**Description of the task:** Look through the listing and locate every line containing the word "full"; copy those lines.

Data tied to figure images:
== == ==

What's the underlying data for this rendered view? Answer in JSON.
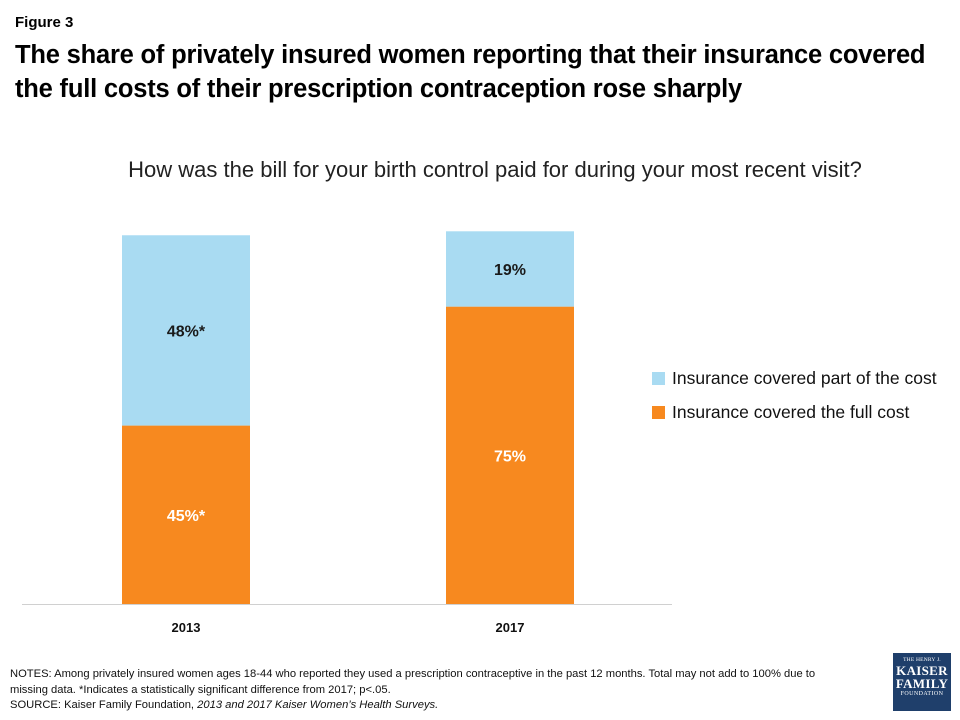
{
  "figure_label": "Figure 3",
  "title": "The share of privately insured women reporting that their insurance covered the full costs of their prescription contraception rose sharply",
  "notes": {
    "notes_line": "NOTES:  Among privately insured women ages 18-44 who reported they used a prescription contraceptive in the past 12 months. Total may not add to 100% due to missing data. *Indicates a statistically significant difference from 2017; p<.05.",
    "source_prefix": "SOURCE:  Kaiser Family Foundation, ",
    "source_italic": "2013 and 2017 Kaiser Women’s Health Surveys."
  },
  "logo": {
    "line1": "THE HENRY J.",
    "line2": "KAISER",
    "line3": "FAMILY",
    "line4": "FOUNDATION"
  },
  "chart_data": {
    "type": "bar",
    "stacked": true,
    "title": "How was the bill for your birth control paid for during your most recent visit?",
    "categories": [
      "2013",
      "2017"
    ],
    "series": [
      {
        "name": "Insurance covered the full cost",
        "values": [
          45,
          75
        ],
        "labels": [
          "45%*",
          "75%"
        ],
        "color": "#f7891f"
      },
      {
        "name": "Insurance covered part of the cost",
        "values": [
          48,
          19
        ],
        "labels": [
          "48%*",
          "19%"
        ],
        "color": "#a9dbf2"
      }
    ],
    "ylim": [
      0,
      100
    ],
    "legend_position": "right",
    "grid": false
  }
}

== == ==

**Response below:**
  "title": "The share of privately insured women reporting that their insurance covered the full costs of their prescription contraception rose sharply",
        "name": "Insurance covered the full cost",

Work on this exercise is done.